#### [PROBLEM TO WORK ON]
Gather all lines in the entries below that include the word "Peak".

*** INFORMATION GIVEN ***

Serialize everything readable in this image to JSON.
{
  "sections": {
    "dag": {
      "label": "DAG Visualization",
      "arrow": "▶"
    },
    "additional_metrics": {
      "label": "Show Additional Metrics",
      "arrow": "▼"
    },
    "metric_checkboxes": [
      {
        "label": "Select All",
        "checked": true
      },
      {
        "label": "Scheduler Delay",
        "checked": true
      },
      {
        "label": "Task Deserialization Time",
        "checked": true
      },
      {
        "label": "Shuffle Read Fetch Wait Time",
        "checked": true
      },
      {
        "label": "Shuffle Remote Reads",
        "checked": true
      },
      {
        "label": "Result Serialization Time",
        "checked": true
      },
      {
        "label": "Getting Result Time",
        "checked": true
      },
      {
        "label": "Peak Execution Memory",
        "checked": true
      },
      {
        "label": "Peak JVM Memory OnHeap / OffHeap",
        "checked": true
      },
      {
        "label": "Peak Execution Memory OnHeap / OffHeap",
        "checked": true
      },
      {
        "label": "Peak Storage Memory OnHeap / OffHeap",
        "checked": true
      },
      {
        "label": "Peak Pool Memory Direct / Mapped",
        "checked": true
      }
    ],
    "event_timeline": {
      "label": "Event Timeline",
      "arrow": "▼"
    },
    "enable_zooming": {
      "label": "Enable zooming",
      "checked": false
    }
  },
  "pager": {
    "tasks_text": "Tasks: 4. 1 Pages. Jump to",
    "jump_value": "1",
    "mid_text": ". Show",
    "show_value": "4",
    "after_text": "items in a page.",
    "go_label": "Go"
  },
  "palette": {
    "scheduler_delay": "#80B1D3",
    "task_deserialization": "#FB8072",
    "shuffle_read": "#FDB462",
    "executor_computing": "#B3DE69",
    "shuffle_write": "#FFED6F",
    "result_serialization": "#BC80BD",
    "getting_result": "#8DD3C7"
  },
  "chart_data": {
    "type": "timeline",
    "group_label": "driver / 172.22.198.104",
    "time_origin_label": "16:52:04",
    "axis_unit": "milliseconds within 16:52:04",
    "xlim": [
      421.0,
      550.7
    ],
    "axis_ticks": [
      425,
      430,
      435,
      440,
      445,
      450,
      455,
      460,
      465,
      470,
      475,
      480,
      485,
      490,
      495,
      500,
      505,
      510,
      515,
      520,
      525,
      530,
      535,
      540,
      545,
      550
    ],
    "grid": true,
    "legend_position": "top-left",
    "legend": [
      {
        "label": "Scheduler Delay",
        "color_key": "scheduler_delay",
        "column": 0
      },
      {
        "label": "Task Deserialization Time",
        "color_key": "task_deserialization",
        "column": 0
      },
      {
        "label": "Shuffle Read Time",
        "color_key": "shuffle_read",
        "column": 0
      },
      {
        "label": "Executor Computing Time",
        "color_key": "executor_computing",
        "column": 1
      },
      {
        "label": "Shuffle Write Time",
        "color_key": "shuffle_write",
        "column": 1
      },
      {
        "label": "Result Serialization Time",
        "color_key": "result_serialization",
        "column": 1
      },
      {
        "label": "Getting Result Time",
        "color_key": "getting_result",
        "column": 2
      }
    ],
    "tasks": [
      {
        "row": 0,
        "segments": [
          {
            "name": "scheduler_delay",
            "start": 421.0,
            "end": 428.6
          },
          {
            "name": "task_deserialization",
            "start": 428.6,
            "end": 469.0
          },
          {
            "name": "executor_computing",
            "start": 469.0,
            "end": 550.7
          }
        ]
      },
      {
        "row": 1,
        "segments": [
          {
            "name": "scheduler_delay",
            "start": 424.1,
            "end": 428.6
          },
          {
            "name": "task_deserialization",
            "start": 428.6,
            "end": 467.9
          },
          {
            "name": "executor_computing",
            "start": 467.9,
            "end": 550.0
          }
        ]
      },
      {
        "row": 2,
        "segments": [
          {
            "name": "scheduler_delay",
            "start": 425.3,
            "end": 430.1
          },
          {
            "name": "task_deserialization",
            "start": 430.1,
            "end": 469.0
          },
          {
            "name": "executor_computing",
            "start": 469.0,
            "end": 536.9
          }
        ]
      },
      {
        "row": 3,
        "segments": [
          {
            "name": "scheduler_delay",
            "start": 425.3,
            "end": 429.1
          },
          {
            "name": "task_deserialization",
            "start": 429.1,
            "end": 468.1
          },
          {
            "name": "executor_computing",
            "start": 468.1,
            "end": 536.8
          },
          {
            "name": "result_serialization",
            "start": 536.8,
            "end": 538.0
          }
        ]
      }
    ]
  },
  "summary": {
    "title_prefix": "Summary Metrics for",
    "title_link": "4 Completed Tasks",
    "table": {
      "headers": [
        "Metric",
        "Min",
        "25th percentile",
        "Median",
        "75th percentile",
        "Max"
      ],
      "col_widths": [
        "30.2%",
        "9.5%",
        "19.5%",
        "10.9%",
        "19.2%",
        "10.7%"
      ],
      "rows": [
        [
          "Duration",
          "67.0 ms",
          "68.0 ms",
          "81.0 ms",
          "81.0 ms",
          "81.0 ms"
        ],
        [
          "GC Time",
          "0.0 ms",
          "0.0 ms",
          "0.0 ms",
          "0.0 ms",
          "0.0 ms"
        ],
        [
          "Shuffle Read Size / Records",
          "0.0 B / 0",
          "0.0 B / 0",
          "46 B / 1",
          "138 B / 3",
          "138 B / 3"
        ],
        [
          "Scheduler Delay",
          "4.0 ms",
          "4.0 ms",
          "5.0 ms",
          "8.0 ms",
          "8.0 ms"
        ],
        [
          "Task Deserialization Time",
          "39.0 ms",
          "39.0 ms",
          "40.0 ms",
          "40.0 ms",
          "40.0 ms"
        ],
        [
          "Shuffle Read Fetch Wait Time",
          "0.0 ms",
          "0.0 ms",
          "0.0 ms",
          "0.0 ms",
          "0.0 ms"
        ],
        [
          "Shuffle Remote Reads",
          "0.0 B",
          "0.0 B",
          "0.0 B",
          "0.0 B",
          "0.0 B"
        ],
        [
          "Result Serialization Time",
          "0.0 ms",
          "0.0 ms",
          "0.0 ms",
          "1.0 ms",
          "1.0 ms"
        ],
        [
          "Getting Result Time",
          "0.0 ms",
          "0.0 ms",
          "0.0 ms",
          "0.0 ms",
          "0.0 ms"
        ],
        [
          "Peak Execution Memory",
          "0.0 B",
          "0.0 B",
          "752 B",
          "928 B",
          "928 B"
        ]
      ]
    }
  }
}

***

#### [ANSWER IN FULL]
        "label": "Peak Execution Memory",
        "label": "Peak JVM Memory OnHeap / OffHeap",
        "label": "Peak Execution Memory OnHeap / OffHeap",
        "label": "Peak Storage Memory OnHeap / OffHeap",
        "label": "Peak Pool Memory Direct / Mapped",
          "Peak Execution Memory",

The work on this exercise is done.